(Dataset items)
------------------------------

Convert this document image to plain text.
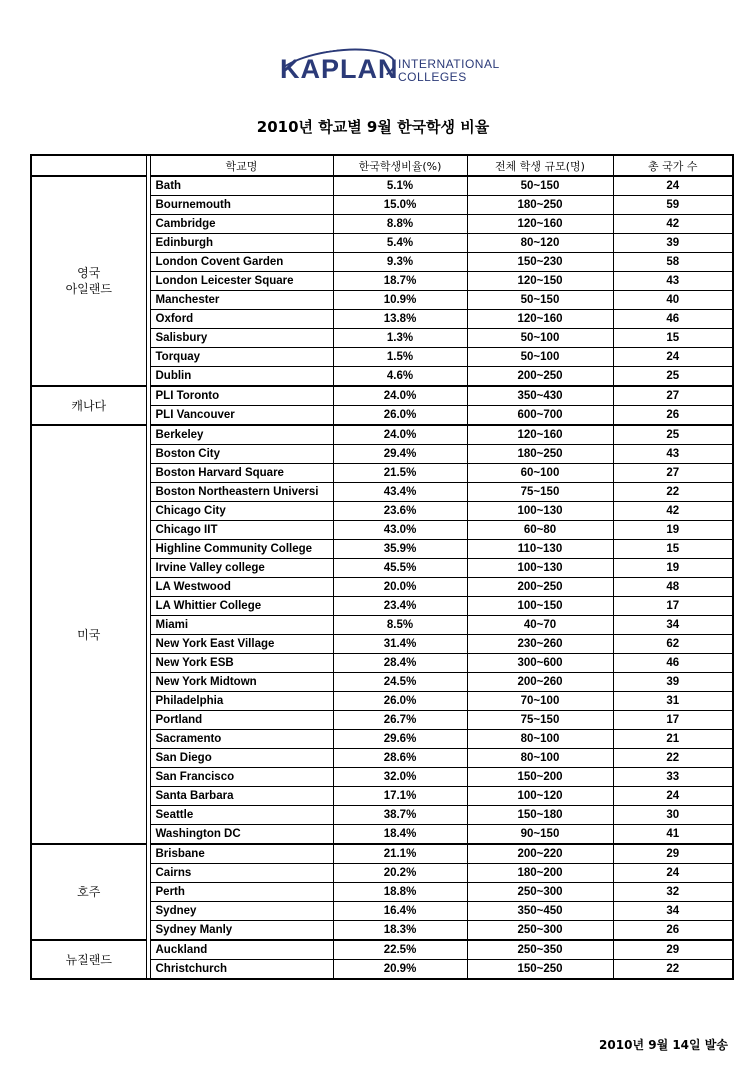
KAPLAN INTERNATIONAL
COLLEGES
2010년 학교별 9월 한국학생 비율
		학교명	한국학생비율(%)	전체 학생 규모(명)	총 국가 수
영국
아일랜드		Bath	5.1%	50~150	24
		Bournemouth	15.0%	180~250	59
		Cambridge	8.8%	120~160	42
		Edinburgh	5.4%	80~120	39
		London Covent Garden	9.3%	150~230	58
		London Leicester Square	18.7%	120~150	43
		Manchester	10.9%	50~150	40
		Oxford	13.8%	120~160	46
		Salisbury	1.3%	50~100	15
		Torquay	1.5%	50~100	24
		Dublin	4.6%	200~250	25
캐나다		PLI Toronto	24.0%	350~430	27
		PLI Vancouver	26.0%	600~700	26
미국		Berkeley	24.0%	120~160	25
		Boston City	29.4%	180~250	43
		Boston Harvard Square	21.5%	60~100	27
		Boston Northeastern Universi	43.4%	75~150	22
		Chicago City	23.6%	100~130	42
		Chicago IIT	43.0%	60~80	19
		Highline Community College	35.9%	110~130	15
		Irvine Valley college	45.5%	100~130	19
		LA Westwood	20.0%	200~250	48
		LA Whittier College	23.4%	100~150	17
		Miami	8.5%	40~70	34
		New York East Village	31.4%	230~260	62
		New York ESB	28.4%	300~600	46
		New York Midtown	24.5%	200~260	39
		Philadelphia	26.0%	70~100	31
		Portland	26.7%	75~150	17
		Sacramento	29.6%	80~100	21
		San Diego	28.6%	80~100	22
		San Francisco	32.0%	150~200	33
		Santa Barbara	17.1%	100~120	24
		Seattle	38.7%	150~180	30
		Washington DC	18.4%	90~150	41
호주		Brisbane	21.1%	200~220	29
		Cairns	20.2%	180~200	24
		Perth	18.8%	250~300	32
		Sydney	16.4%	350~450	34
		Sydney Manly	18.3%	250~300	26
뉴질랜드		Auckland	22.5%	250~350	29
		Christchurch	20.9%	150~250	22
2010년 9월 14일 발송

------------------------------

(GOAL): Pull out the lines above in which the word "Boston" appears.

(ANSWER TO THIS EXERCISE):
		Boston City	29.4%	180~250	43
		Boston Harvard Square	21.5%	60~100	27
		Boston Northeastern Universi	43.4%	75~150	22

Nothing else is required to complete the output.